** BEGIN **

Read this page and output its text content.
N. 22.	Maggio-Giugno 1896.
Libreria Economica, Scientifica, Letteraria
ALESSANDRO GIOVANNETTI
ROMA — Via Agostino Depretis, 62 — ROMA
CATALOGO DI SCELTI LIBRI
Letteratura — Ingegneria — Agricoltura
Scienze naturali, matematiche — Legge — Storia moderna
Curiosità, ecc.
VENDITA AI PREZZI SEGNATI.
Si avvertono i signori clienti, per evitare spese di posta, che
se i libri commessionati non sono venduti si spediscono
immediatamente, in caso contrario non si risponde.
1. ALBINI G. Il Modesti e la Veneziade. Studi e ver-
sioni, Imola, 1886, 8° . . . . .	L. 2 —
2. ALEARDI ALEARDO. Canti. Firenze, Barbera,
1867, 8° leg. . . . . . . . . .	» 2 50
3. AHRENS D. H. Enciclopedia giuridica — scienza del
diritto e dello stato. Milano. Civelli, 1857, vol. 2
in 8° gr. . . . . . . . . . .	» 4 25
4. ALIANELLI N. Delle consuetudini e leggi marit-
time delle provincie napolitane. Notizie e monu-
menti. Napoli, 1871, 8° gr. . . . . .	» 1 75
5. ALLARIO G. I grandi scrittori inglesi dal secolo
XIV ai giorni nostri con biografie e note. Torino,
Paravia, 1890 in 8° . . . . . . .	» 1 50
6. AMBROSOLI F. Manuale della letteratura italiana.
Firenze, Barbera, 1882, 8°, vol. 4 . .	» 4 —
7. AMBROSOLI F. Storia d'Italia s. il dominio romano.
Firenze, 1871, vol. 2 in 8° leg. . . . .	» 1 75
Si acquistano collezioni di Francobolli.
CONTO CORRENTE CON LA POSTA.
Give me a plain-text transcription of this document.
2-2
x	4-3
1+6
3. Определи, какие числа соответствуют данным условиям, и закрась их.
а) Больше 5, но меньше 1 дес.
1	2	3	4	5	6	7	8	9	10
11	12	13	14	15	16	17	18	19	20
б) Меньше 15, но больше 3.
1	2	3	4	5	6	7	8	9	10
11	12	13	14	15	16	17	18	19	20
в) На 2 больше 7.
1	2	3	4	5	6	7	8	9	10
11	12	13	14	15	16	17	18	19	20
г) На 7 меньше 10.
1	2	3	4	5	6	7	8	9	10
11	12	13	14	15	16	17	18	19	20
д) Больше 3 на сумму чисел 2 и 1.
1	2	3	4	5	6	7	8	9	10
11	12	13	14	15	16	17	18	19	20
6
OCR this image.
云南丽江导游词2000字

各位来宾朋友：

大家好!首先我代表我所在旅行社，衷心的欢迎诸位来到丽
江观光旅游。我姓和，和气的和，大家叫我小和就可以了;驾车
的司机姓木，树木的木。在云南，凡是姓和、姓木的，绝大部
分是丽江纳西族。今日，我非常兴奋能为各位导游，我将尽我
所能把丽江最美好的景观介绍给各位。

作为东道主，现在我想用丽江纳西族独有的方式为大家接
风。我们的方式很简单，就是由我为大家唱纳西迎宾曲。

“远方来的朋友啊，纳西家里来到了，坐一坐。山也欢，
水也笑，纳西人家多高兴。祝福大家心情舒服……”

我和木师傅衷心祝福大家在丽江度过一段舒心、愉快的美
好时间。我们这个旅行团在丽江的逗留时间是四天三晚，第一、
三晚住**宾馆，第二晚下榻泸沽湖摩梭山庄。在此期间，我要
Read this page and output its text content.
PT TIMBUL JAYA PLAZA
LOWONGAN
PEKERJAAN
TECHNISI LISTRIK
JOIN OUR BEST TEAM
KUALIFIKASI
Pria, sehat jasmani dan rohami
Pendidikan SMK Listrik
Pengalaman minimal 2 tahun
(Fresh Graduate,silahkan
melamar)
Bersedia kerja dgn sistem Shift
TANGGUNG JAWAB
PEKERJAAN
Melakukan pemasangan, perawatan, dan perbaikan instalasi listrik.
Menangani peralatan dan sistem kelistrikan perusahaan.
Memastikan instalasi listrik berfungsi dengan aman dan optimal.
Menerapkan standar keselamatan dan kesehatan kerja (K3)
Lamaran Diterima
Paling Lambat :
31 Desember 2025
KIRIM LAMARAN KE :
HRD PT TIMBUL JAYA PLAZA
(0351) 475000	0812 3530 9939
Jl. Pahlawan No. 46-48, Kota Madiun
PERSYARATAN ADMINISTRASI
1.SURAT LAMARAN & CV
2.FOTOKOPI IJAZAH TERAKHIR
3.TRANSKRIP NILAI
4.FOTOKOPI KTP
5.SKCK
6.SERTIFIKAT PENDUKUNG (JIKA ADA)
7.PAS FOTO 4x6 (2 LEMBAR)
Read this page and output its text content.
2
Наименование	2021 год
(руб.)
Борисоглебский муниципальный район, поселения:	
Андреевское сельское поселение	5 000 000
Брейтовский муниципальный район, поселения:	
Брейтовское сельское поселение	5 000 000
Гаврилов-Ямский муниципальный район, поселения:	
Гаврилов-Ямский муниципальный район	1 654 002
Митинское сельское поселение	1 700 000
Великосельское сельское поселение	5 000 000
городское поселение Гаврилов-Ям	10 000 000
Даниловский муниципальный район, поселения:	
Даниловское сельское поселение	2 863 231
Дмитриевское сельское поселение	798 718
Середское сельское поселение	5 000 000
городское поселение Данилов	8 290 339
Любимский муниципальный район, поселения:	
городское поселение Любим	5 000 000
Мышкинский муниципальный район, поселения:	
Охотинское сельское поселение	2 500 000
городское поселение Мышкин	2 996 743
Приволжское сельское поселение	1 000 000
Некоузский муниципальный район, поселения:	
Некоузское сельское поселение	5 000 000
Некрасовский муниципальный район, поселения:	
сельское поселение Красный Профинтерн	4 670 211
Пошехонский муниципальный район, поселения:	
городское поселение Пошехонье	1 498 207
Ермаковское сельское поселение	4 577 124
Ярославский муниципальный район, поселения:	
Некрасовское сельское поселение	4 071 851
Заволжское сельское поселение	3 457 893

** END **

Goal: Looking at the data above, show all lines where the word "FOTOKOPI" occurs.

Response:
2.FOTOKOPI IJAZAH TERAKHIR
4.FOTOKOPI KTP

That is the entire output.